- [Dataset rows]
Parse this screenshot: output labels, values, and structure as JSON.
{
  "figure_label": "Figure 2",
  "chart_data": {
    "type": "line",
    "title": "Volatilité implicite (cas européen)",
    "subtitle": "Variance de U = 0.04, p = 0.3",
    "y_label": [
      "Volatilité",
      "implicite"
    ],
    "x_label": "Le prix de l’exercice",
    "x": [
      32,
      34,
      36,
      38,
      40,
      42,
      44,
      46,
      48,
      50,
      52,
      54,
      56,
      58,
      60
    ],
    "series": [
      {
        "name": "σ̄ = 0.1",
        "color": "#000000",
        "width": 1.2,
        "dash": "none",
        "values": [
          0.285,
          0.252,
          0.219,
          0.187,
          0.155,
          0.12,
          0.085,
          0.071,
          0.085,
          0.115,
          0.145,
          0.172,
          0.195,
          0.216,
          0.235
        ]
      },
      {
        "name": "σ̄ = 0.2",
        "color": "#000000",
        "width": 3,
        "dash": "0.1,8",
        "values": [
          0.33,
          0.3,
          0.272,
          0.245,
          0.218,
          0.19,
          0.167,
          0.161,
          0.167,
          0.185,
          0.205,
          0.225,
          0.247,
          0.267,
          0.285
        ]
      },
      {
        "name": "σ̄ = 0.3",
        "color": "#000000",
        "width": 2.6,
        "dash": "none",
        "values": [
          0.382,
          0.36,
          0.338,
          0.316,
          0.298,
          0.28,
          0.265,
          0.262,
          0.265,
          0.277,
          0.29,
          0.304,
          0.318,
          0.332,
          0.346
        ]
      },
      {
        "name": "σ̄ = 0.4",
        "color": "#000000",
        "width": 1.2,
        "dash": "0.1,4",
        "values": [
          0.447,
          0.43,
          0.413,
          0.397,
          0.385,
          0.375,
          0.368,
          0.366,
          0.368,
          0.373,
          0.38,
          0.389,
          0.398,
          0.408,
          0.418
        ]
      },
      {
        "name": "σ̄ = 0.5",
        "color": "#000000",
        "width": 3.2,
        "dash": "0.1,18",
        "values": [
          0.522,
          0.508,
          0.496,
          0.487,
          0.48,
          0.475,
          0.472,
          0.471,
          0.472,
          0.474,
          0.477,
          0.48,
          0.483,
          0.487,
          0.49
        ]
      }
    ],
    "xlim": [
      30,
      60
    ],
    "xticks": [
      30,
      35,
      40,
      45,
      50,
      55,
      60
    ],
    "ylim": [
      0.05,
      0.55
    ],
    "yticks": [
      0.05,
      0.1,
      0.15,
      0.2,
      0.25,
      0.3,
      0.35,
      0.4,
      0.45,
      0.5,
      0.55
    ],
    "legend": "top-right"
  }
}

- [Problem description] Each record above must be given again exactly.

- [Right answer]
Parse this screenshot: output labels, values, and structure as JSON.
{
  "figure_label": "Figure 2",
  "chart_data": {
    "type": "line",
    "title": "Volatilité implicite (cas européen)",
    "subtitle": "Variance de U = 0.04, p = 0.3",
    "y_label": [
      "Volatilité",
      "implicite"
    ],
    "x_label": "Le prix de l’exercice",
    "x": [
      32,
      34,
      36,
      38,
      40,
      42,
      44,
      46,
      48,
      50,
      52,
      54,
      56,
      58,
      60
    ],
    "series": [
      {
        "name": "σ̄ = 0.1",
        "color": "#000000",
        "width": 1.2,
        "dash": "none",
        "values": [
          0.285,
          0.252,
          0.219,
          0.187,
          0.155,
          0.12,
          0.085,
          0.071,
          0.085,
          0.115,
          0.145,
          0.172,
          0.195,
          0.216,
          0.235
        ]
      },
      {
        "name": "σ̄ = 0.2",
        "color": "#000000",
        "width": 3,
        "dash": "0.1,8",
        "values": [
          0.33,
          0.3,
          0.272,
          0.245,
          0.218,
          0.19,
          0.167,
          0.161,
          0.167,
          0.185,
          0.205,
          0.225,
          0.247,
          0.267,
          0.285
        ]
      },
      {
        "name": "σ̄ = 0.3",
        "color": "#000000",
        "width": 2.6,
        "dash": "none",
        "values": [
          0.382,
          0.36,
          0.338,
          0.316,
          0.298,
          0.28,
          0.265,
          0.262,
          0.265,
          0.277,
          0.29,
          0.304,
          0.318,
          0.332,
          0.346
        ]
      },
      {
        "name": "σ̄ = 0.4",
        "color": "#000000",
        "width": 1.2,
        "dash": "0.1,4",
        "values": [
          0.447,
          0.43,
          0.413,
          0.397,
          0.385,
          0.375,
          0.368,
          0.366,
          0.368,
          0.373,
          0.38,
          0.389,
          0.398,
          0.408,
          0.418
        ]
      },
      {
        "name": "σ̄ = 0.5",
        "color": "#000000",
        "width": 3.2,
        "dash": "0.1,18",
        "values": [
          0.522,
          0.508,
          0.496,
          0.487,
          0.48,
          0.475,
          0.472,
          0.471,
          0.472,
          0.474,
          0.477,
          0.48,
          0.483,
          0.487,
          0.49
        ]
      }
    ],
    "xlim": [
      30,
      60
    ],
    "xticks": [
      30,
      35,
      40,
      45,
      50,
      55,
      60
    ],
    "ylim": [
      0.05,
      0.55
    ],
    "yticks": [
      0.05,
      0.1,
      0.15,
      0.2,
      0.25,
      0.3,
      0.35,
      0.4,
      0.45,
      0.5,
      0.55
    ],
    "legend": "top-right"
  }
}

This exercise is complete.